§ Task instructions:
The records below must be output exactly, without pictures.
• • •
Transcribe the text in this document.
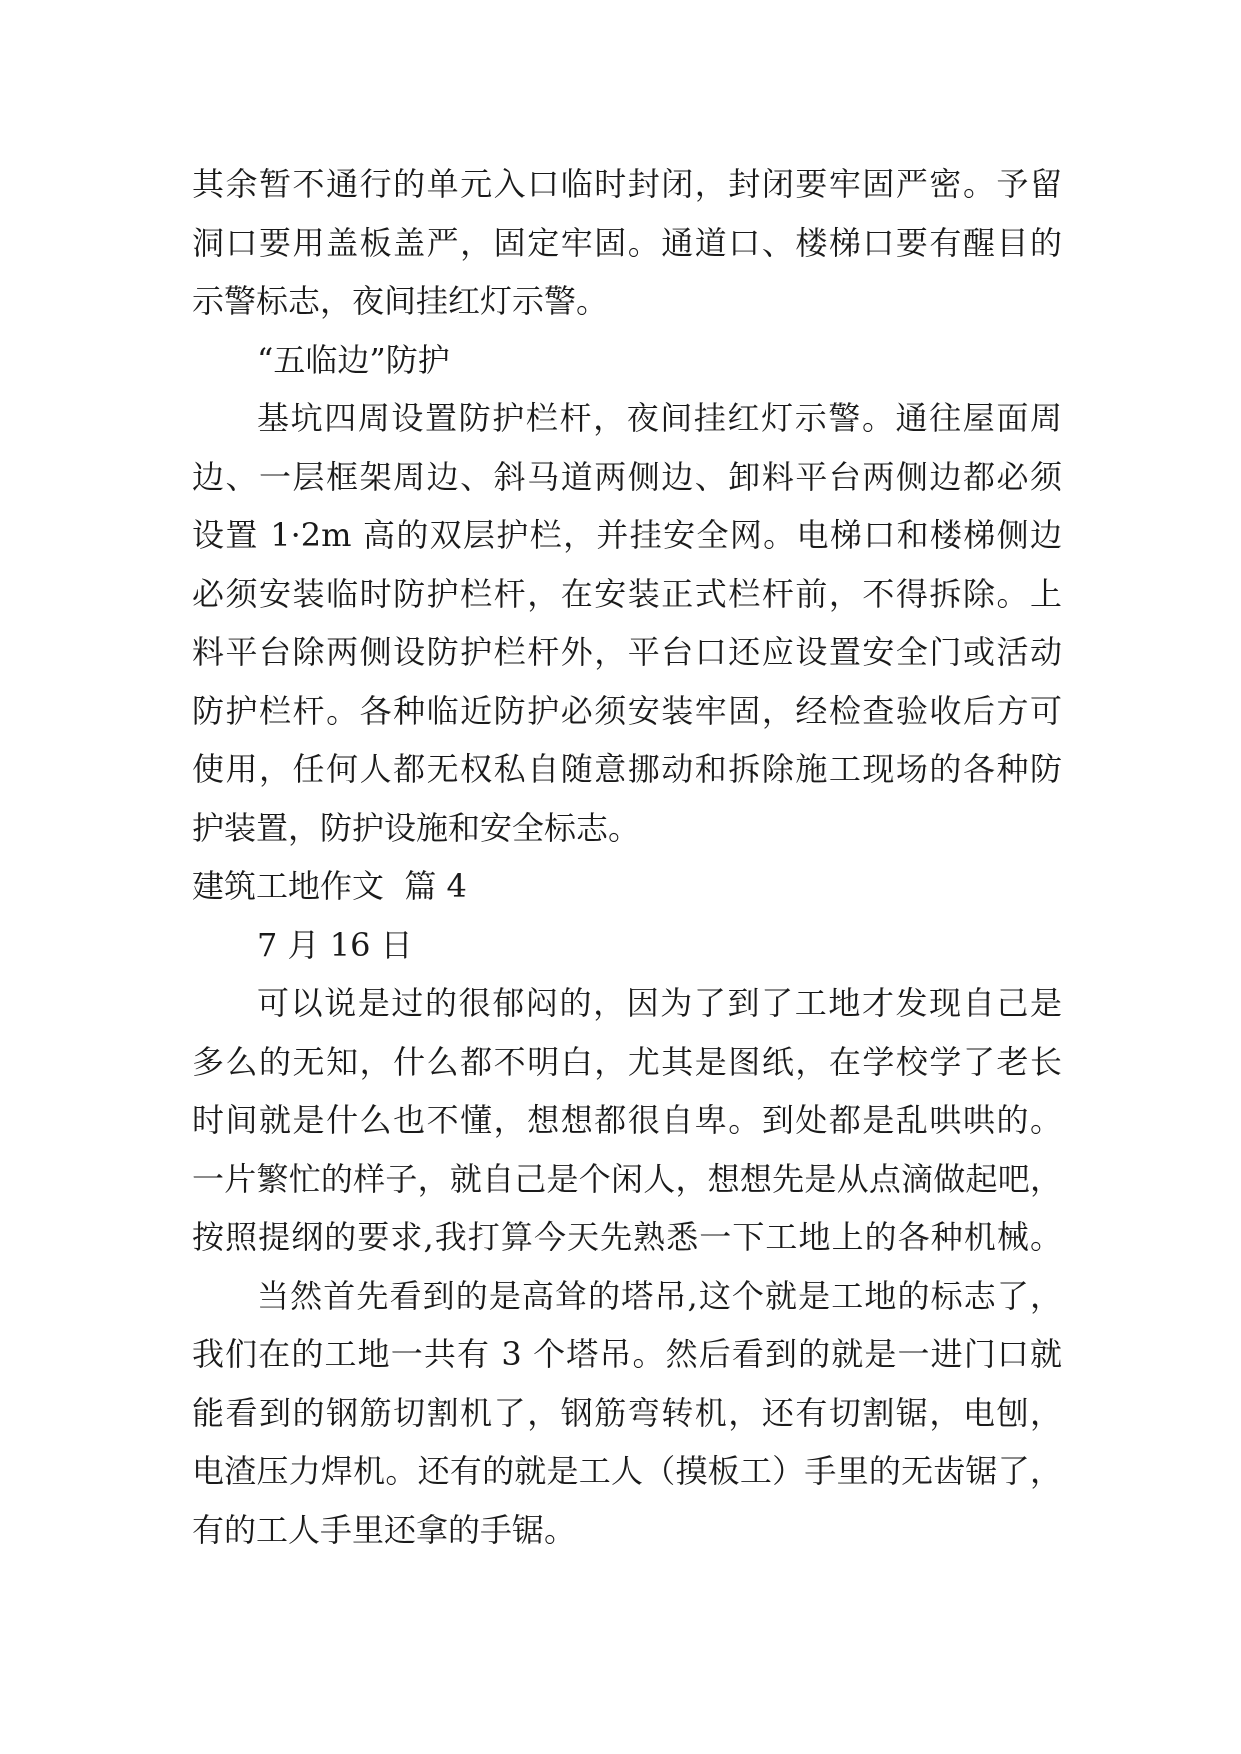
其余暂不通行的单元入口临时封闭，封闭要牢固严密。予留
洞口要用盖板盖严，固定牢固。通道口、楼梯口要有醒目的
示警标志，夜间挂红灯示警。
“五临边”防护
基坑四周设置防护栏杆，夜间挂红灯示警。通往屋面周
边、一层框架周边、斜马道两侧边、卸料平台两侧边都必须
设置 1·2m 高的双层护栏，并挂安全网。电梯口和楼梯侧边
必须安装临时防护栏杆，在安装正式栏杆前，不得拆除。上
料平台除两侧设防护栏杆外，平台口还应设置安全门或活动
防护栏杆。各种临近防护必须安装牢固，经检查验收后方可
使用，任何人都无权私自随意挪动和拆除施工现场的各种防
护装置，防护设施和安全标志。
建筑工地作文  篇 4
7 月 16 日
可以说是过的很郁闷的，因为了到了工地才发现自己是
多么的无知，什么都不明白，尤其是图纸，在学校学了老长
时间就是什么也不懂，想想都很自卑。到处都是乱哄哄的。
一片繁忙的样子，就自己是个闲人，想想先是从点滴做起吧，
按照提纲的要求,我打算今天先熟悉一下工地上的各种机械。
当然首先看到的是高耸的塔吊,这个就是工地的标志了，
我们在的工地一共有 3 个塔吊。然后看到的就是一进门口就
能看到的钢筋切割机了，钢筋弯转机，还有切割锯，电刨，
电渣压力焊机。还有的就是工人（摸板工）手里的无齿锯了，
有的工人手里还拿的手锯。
• • •
§ Reply:
Transcribe the text in this document.
其余暂不通行的单元入口临时封闭，封闭要牢固严密。予留
洞口要用盖板盖严，固定牢固。通道口、楼梯口要有醒目的
示警标志，夜间挂红灯示警。
“五临边”防护
基坑四周设置防护栏杆，夜间挂红灯示警。通往屋面周
边、一层框架周边、斜马道两侧边、卸料平台两侧边都必须
设置 1·2m 高的双层护栏，并挂安全网。电梯口和楼梯侧边
必须安装临时防护栏杆，在安装正式栏杆前，不得拆除。上
料平台除两侧设防护栏杆外，平台口还应设置安全门或活动
防护栏杆。各种临近防护必须安装牢固，经检查验收后方可
使用，任何人都无权私自随意挪动和拆除施工现场的各种防
护装置，防护设施和安全标志。
建筑工地作文  篇 4
7 月 16 日
可以说是过的很郁闷的，因为了到了工地才发现自己是
多么的无知，什么都不明白，尤其是图纸，在学校学了老长
时间就是什么也不懂，想想都很自卑。到处都是乱哄哄的。
一片繁忙的样子，就自己是个闲人，想想先是从点滴做起吧，
按照提纲的要求,我打算今天先熟悉一下工地上的各种机械。
当然首先看到的是高耸的塔吊,这个就是工地的标志了，
我们在的工地一共有 3 个塔吊。然后看到的就是一进门口就
能看到的钢筋切割机了，钢筋弯转机，还有切割锯，电刨，
电渣压力焊机。还有的就是工人（摸板工）手里的无齿锯了，
有的工人手里还拿的手锯。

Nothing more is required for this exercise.